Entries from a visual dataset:
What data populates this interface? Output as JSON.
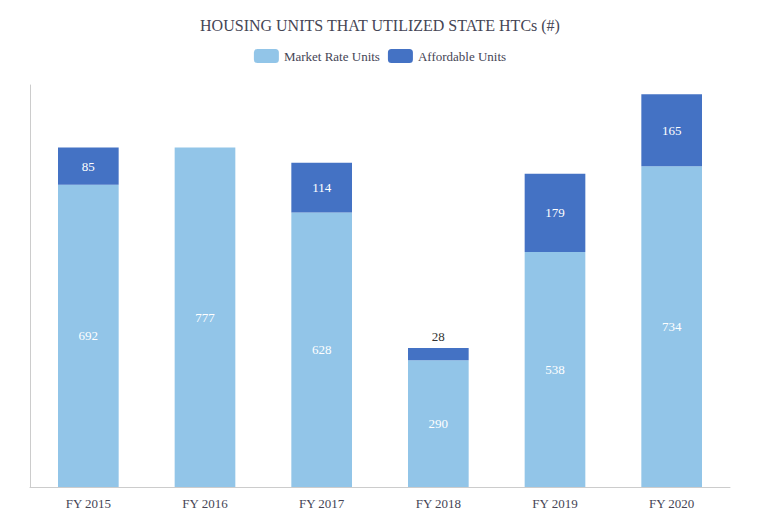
{
  "chart_data": {
    "type": "bar",
    "title": "HOUSING UNITS THAT UTILIZED STATE HTCs (#)",
    "categories": [
      "FY 2015",
      "FY 2016",
      "FY 2017",
      "FY 2018",
      "FY 2019",
      "FY 2020"
    ],
    "series": [
      {
        "name": "Market Rate Units",
        "color": "#92C5E8",
        "values": [
          692,
          777,
          628,
          290,
          538,
          734
        ]
      },
      {
        "name": "Affordable Units",
        "color": "#4472C4",
        "values": [
          85,
          0,
          114,
          28,
          179,
          165
        ]
      }
    ],
    "stacked": true,
    "data_labels": true,
    "ylim": [
      0,
      920
    ],
    "yticks": [],
    "tick_labels": "x",
    "grid": false,
    "legend": "top"
  }
}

#### Your task
Pick out every line above that contains the word "name" and copy it.

#### Result for this task
        "name": "Market Rate Units",
        "name": "Affordable Units",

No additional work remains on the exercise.